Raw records
§ §

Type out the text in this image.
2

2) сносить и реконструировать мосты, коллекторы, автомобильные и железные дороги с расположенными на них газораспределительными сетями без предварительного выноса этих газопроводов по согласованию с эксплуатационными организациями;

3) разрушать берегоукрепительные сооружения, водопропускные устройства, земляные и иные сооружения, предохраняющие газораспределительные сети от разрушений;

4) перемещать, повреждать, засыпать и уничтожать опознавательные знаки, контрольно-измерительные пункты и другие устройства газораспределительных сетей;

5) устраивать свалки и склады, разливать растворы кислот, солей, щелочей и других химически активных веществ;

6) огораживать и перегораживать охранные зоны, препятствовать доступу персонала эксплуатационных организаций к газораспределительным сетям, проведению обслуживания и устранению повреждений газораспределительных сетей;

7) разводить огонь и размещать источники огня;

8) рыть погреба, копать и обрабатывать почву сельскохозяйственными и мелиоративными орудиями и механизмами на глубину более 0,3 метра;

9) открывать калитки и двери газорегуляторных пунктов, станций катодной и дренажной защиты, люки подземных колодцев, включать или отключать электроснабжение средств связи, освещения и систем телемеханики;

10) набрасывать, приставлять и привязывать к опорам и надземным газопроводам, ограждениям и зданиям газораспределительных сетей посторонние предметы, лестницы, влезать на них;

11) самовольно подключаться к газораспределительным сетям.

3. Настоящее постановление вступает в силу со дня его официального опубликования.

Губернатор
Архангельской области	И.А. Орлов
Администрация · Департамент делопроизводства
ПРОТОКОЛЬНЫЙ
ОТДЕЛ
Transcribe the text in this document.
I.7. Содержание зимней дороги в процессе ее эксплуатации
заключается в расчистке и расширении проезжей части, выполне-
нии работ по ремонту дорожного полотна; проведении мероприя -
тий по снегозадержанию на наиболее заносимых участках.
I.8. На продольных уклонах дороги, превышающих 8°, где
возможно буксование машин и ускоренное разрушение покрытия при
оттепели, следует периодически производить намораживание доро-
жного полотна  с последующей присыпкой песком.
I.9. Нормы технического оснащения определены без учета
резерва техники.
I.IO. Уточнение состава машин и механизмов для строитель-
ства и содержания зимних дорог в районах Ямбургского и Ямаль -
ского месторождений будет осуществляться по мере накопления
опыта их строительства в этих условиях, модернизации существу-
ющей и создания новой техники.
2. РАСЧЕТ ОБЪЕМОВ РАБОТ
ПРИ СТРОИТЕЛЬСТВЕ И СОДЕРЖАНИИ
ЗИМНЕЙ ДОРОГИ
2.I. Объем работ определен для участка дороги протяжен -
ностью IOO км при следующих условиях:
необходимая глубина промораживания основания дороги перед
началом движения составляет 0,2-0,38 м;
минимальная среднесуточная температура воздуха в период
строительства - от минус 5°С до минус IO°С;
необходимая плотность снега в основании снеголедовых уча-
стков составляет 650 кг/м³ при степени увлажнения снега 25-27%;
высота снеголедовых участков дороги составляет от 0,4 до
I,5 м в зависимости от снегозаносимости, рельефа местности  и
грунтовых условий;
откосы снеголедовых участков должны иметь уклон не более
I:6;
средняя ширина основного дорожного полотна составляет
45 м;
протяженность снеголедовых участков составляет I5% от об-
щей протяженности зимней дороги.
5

§ §

Repeat the records above exactly as they appear.

Type out the text in this image.
2

2) сносить и реконструировать мосты, коллекторы, автомобильные и железные дороги с расположенными на них газораспределительными сетями без предварительного выноса этих газопроводов по согласованию с эксплуатационными организациями;

3) разрушать берегоукрепительные сооружения, водопропускные устройства, земляные и иные сооружения, предохраняющие газораспределительные сети от разрушений;

4) перемещать, повреждать, засыпать и уничтожать опознавательные знаки, контрольно-измерительные пункты и другие устройства газораспределительных сетей;

5) устраивать свалки и склады, разливать растворы кислот, солей, щелочей и других химически активных веществ;

6) огораживать и перегораживать охранные зоны, препятствовать доступу персонала эксплуатационных организаций к газораспределительным сетям, проведению обслуживания и устранению повреждений газораспределительных сетей;

7) разводить огонь и размещать источники огня;

8) рыть погреба, копать и обрабатывать почву сельскохозяйственными и мелиоративными орудиями и механизмами на глубину более 0,3 метра;

9) открывать калитки и двери газорегуляторных пунктов, станций катодной и дренажной защиты, люки подземных колодцев, включать или отключать электроснабжение средств связи, освещения и систем телемеханики;

10) набрасывать, приставлять и привязывать к опорам и надземным газопроводам, ограждениям и зданиям газораспределительных сетей посторонние предметы, лестницы, влезать на них;

11) самовольно подключаться к газораспределительным сетям.

3. Настоящее постановление вступает в силу со дня его официального опубликования.

Губернатор
Архангельской области	И.А. Орлов
Администрация · Департамент делопроизводства
ПРОТОКОЛЬНЫЙ
ОТДЕЛ
Transcribe the text in this document.
I.7. Содержание зимней дороги в процессе ее эксплуатации
заключается в расчистке и расширении проезжей части, выполне-
нии работ по ремонту дорожного полотна; проведении мероприя -
тий по снегозадержанию на наиболее заносимых участках.
I.8. На продольных уклонах дороги, превышающих 8°, где
возможно буксование машин и ускоренное разрушение покрытия при
оттепели, следует периодически производить намораживание доро-
жного полотна  с последующей присыпкой песком.
I.9. Нормы технического оснащения определены без учета
резерва техники.
I.IO. Уточнение состава машин и механизмов для строитель-
ства и содержания зимних дорог в районах Ямбургского и Ямаль -
ского месторождений будет осуществляться по мере накопления
опыта их строительства в этих условиях, модернизации существу-
ющей и создания новой техники.
2. РАСЧЕТ ОБЪЕМОВ РАБОТ
ПРИ СТРОИТЕЛЬСТВЕ И СОДЕРЖАНИИ
ЗИМНЕЙ ДОРОГИ
2.I. Объем работ определен для участка дороги протяжен -
ностью IOO км при следующих условиях:
необходимая глубина промораживания основания дороги перед
началом движения составляет 0,2-0,38 м;
минимальная среднесуточная температура воздуха в период
строительства - от минус 5°С до минус IO°С;
необходимая плотность снега в основании снеголедовых уча-
стков составляет 650 кг/м³ при степени увлажнения снега 25-27%;
высота снеголедовых участков дороги составляет от 0,4 до
I,5 м в зависимости от снегозаносимости, рельефа местности  и
грунтовых условий;
откосы снеголедовых участков должны иметь уклон не более
I:6;
средняя ширина основного дорожного полотна составляет
45 м;
протяженность снеголедовых участков составляет I5% от об-
щей протяженности зимней дороги.
5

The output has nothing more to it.